> **Stated task**
Echo the lines starting with the line that contains "data-point-s0-6: [425, 322, 445, 342]" and going on through the line that contains "x-tick-label-4: 0.80: [432, 528, 465, 547]", both included.

Start

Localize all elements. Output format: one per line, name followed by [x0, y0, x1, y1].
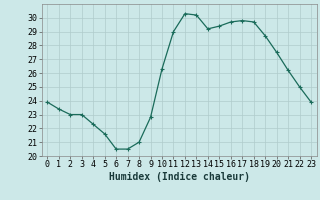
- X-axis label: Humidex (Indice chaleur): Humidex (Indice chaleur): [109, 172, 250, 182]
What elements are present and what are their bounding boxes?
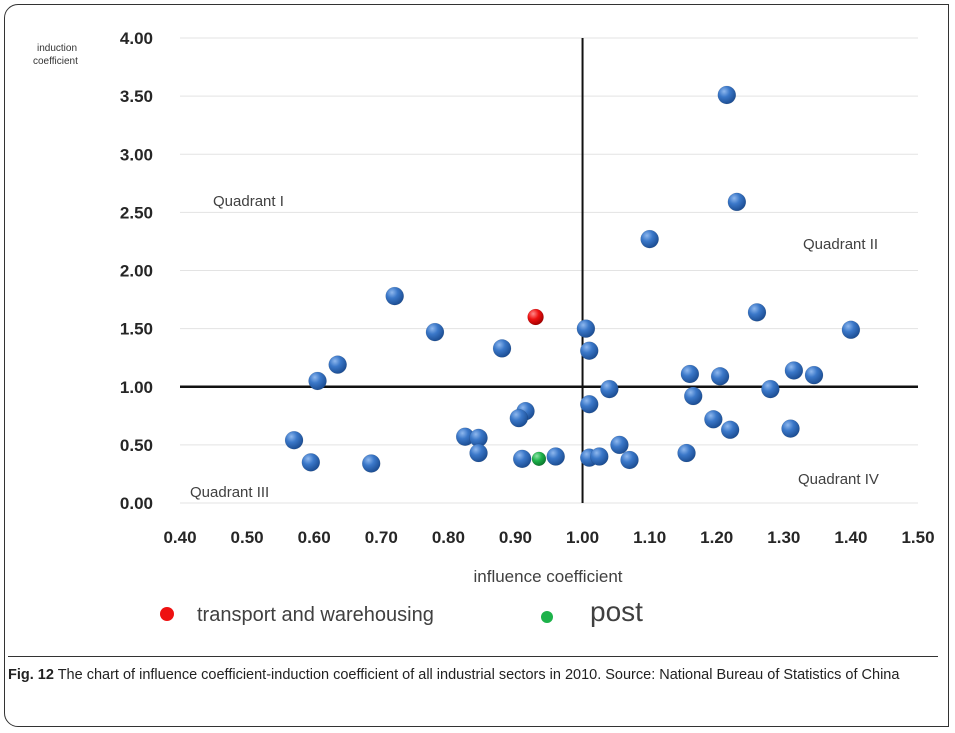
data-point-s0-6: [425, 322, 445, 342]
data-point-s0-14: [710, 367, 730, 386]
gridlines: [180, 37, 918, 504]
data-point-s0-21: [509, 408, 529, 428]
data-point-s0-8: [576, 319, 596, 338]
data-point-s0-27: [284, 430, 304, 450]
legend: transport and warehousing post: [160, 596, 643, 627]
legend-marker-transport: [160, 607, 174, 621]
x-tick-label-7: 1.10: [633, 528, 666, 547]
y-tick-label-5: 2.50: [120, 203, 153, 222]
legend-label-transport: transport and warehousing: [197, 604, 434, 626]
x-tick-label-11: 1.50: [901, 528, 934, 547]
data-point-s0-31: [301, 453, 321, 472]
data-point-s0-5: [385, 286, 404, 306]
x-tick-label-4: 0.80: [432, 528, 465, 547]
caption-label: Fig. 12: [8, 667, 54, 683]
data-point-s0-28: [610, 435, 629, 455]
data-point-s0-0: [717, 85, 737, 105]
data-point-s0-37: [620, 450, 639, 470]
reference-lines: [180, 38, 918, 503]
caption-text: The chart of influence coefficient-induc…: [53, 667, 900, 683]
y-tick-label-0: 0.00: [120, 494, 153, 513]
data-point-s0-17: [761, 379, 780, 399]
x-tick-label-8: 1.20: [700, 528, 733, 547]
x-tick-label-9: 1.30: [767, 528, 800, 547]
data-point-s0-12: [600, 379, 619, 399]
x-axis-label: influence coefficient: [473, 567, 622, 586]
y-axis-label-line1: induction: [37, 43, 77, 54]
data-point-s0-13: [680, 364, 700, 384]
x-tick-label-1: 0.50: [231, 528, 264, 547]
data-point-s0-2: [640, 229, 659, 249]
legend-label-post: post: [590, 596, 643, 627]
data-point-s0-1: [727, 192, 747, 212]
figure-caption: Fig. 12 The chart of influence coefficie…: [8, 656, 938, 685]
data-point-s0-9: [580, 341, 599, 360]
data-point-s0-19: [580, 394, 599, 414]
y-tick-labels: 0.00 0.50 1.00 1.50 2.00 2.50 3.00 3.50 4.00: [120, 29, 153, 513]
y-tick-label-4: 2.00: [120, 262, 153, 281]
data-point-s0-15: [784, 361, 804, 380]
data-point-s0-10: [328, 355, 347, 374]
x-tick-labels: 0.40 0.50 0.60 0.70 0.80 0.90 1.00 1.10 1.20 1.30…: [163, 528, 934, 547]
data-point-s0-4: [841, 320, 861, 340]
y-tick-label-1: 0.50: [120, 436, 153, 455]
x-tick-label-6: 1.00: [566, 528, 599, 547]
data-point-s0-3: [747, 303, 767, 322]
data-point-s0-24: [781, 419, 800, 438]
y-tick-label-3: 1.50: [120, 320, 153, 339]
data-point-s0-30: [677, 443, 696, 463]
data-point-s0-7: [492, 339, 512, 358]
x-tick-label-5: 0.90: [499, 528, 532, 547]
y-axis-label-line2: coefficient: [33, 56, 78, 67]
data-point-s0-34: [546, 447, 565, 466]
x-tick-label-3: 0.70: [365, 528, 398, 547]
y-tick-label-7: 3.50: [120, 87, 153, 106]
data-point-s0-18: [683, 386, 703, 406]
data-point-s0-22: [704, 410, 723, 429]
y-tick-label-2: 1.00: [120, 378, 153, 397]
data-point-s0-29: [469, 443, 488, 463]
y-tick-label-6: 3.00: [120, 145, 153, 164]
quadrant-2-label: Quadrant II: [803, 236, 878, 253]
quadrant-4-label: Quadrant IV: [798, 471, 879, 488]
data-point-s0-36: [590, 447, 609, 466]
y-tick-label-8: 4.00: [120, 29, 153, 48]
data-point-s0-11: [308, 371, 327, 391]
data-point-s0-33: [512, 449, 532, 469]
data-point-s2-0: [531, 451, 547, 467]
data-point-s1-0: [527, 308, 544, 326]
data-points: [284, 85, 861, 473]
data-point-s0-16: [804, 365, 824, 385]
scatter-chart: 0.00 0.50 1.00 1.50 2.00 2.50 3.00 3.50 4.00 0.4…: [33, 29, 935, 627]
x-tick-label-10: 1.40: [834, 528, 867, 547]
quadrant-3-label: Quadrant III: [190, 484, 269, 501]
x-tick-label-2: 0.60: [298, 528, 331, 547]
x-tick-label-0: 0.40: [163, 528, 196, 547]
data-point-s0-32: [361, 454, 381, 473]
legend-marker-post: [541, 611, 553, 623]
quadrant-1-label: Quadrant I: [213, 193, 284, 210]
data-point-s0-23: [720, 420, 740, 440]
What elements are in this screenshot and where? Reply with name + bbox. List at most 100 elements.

End
Start

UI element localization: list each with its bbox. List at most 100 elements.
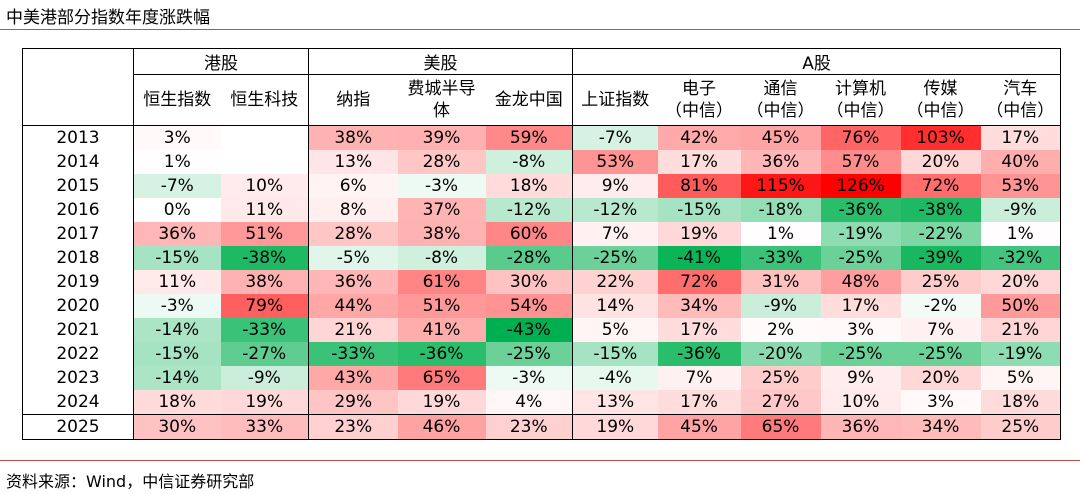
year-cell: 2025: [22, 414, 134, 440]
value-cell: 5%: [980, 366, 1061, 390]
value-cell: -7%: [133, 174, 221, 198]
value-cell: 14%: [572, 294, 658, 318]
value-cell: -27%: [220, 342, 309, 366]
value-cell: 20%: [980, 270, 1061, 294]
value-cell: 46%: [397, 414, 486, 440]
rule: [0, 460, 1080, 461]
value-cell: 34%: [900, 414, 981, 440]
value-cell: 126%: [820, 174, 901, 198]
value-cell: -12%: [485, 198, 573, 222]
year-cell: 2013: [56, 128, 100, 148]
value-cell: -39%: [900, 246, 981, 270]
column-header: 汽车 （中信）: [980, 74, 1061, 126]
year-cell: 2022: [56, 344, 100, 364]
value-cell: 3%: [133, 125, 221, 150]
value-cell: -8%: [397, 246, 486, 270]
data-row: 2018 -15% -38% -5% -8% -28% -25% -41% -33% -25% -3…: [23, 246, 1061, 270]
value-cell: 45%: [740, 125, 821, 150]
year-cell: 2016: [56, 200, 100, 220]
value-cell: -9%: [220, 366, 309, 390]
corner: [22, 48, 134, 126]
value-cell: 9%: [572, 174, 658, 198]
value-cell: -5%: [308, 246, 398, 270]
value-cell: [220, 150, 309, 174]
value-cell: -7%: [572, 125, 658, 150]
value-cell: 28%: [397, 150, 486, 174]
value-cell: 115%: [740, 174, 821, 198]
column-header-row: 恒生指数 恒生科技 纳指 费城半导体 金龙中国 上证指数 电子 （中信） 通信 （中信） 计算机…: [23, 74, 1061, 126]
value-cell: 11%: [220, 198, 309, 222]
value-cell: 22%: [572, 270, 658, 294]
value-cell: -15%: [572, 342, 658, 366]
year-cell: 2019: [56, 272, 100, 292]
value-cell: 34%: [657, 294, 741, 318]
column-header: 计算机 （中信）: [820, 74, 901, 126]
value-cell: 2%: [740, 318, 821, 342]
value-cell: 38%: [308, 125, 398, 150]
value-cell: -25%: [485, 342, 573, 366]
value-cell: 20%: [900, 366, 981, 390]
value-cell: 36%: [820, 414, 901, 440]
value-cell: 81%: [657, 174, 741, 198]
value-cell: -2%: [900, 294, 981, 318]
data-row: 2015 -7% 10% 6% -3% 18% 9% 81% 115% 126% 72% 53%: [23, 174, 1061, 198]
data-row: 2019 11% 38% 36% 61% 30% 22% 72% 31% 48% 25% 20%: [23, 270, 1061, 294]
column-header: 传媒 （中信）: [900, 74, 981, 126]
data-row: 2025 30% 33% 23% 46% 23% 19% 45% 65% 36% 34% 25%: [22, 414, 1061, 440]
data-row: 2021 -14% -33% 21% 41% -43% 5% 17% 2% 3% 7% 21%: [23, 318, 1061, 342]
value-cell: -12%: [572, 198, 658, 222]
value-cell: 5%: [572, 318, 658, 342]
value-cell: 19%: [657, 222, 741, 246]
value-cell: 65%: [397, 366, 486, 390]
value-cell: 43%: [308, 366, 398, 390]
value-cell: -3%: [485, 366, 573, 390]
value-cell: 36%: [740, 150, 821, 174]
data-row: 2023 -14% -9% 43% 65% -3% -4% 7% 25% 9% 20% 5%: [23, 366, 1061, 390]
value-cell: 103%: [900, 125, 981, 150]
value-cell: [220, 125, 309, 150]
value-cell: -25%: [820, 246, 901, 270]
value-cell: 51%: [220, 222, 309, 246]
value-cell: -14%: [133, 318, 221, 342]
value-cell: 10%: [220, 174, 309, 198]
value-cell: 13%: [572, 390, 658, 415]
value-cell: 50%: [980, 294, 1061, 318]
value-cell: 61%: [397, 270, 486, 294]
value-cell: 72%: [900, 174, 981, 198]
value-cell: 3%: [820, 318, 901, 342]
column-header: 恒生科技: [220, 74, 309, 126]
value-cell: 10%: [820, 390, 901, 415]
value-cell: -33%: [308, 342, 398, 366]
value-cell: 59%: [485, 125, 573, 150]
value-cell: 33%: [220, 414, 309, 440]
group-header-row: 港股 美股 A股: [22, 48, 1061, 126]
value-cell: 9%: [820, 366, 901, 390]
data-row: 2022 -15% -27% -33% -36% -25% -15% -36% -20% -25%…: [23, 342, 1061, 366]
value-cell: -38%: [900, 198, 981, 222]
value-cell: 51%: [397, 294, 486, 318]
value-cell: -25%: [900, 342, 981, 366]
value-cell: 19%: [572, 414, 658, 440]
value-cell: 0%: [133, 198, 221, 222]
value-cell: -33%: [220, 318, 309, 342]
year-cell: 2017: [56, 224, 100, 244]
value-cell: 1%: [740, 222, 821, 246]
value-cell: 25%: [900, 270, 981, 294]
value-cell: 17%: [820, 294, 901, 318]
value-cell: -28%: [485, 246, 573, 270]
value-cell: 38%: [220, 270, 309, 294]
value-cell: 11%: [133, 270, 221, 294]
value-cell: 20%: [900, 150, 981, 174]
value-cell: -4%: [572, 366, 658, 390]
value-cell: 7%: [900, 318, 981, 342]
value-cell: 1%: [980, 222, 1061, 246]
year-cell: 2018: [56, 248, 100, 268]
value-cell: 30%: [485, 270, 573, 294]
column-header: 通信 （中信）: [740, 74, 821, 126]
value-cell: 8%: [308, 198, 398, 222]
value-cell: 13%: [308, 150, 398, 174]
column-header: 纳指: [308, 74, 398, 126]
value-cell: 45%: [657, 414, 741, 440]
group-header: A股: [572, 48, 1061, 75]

End

> **Full response**
data-point-s0-6: [425, 322, 445, 342]
data-point-s0-14: [710, 367, 730, 386]
gridlines: [180, 37, 918, 504]
data-point-s0-21: [509, 408, 529, 428]
data-point-s0-8: [576, 319, 596, 338]
data-point-s0-27: [284, 430, 304, 450]
legend: transport and warehousing post: [160, 596, 643, 627]
legend-marker-transport: [160, 607, 174, 621]
x-tick-label-7: 1.10: [633, 528, 666, 547]
y-tick-label-5: 2.50: [120, 203, 153, 222]
legend-label-transport: transport and warehousing: [197, 604, 434, 626]
x-tick-label-11: 1.50: [901, 528, 934, 547]
data-point-s0-31: [301, 453, 321, 472]
data-point-s0-5: [385, 286, 404, 306]
x-tick-label-4: 0.80: [432, 528, 465, 547]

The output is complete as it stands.